CHALLENGE: Everything from the line holding "Extract all readable text from this page." through the last line below must be repeated exactly, and nothing else.
* start PROVIDED DATA *
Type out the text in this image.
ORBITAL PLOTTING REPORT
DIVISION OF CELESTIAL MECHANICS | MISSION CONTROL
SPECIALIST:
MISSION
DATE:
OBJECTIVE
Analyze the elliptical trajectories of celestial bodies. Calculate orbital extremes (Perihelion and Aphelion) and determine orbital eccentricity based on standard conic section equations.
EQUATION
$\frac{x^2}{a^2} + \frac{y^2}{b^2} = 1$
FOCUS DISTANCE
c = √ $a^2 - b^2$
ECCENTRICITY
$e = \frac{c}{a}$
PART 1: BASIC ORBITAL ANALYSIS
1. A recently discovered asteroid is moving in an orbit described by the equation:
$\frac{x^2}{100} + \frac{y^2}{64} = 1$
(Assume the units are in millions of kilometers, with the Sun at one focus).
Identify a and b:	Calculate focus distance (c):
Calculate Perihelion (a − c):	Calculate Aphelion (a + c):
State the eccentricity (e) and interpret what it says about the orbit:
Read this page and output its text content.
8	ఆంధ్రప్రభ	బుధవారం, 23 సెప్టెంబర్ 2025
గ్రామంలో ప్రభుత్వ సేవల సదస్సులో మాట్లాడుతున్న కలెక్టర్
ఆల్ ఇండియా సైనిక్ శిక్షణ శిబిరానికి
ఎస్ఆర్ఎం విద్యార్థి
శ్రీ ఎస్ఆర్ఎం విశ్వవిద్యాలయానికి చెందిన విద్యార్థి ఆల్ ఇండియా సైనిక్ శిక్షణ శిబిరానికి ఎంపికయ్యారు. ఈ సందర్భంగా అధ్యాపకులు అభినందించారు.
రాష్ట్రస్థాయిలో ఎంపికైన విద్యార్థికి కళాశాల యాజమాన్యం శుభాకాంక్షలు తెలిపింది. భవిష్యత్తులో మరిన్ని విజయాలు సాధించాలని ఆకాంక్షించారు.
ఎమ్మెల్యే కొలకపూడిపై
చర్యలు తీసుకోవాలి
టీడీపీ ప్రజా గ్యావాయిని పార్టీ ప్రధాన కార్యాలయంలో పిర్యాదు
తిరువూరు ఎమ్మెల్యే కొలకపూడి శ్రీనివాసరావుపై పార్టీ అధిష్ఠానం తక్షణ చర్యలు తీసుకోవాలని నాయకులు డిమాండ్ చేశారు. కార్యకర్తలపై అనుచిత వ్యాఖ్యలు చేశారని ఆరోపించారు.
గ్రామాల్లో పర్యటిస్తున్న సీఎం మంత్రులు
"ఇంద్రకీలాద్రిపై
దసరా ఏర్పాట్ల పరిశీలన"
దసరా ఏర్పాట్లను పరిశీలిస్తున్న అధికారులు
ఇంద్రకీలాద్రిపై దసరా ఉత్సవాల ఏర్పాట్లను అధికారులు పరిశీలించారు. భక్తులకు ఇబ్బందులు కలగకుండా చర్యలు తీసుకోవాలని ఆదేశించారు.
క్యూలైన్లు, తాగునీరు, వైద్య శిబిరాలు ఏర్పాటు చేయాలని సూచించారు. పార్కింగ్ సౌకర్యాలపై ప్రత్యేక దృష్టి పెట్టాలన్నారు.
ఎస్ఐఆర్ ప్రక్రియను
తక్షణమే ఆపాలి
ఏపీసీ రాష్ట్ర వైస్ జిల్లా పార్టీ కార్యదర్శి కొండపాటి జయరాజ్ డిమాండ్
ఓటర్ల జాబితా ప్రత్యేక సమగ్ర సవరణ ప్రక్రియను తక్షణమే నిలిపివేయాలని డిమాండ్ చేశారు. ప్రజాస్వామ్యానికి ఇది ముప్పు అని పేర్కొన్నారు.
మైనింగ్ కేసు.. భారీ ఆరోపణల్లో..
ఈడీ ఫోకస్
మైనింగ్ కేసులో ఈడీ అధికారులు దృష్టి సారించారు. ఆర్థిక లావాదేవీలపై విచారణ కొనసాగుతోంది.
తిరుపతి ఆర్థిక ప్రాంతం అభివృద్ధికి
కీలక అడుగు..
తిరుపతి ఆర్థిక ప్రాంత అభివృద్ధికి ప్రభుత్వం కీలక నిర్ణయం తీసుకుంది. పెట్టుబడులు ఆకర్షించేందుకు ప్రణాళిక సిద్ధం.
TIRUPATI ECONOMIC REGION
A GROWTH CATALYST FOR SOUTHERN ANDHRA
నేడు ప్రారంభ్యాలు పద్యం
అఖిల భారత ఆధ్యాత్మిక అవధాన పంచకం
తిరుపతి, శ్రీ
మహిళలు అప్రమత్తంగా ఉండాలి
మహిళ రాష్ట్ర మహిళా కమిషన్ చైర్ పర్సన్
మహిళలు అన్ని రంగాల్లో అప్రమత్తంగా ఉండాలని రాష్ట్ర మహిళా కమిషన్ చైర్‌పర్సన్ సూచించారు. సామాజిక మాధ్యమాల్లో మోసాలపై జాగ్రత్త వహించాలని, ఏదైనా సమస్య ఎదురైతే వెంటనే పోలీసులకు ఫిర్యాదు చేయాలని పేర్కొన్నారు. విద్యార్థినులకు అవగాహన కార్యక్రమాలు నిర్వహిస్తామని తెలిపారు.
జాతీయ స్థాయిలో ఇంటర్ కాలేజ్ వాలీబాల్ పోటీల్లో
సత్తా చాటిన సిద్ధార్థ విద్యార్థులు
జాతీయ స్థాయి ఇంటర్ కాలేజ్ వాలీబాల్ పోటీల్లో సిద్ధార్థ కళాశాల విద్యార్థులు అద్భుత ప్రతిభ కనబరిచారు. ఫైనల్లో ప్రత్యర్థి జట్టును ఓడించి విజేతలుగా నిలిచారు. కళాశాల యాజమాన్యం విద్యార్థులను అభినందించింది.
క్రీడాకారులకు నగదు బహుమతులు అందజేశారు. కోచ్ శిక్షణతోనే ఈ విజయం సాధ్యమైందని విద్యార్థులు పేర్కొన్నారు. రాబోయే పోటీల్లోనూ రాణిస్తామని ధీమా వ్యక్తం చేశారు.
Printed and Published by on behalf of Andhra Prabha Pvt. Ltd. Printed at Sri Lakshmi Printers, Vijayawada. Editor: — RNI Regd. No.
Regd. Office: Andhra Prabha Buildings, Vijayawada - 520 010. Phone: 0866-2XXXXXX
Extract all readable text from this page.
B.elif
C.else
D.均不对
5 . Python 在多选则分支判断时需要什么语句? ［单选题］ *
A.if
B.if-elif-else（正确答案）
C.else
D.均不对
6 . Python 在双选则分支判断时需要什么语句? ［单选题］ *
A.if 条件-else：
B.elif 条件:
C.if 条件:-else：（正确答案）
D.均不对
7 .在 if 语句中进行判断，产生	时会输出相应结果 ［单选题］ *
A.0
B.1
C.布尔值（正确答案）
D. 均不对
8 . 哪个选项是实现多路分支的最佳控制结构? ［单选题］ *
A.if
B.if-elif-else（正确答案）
* end PROVIDED DATA *
REPLY:
Extract all readable text from this page.
B.elif
C.else
D.均不对
5 . Python 在多选则分支判断时需要什么语句? ［单选题］ *
A.if
B.if-elif-else（正确答案）
C.else
D.均不对
6 . Python 在双选则分支判断时需要什么语句? ［单选题］ *
A.if 条件-else：
B.elif 条件:
C.if 条件:-else：（正确答案）
D.均不对
7 .在 if 语句中进行判断，产生	时会输出相应结果 ［单选题］ *
A.0
B.1
C.布尔值（正确答案）
D. 均不对
8 . 哪个选项是实现多路分支的最佳控制结构? ［单选题］ *
A.if
B.if-elif-else（正确答案）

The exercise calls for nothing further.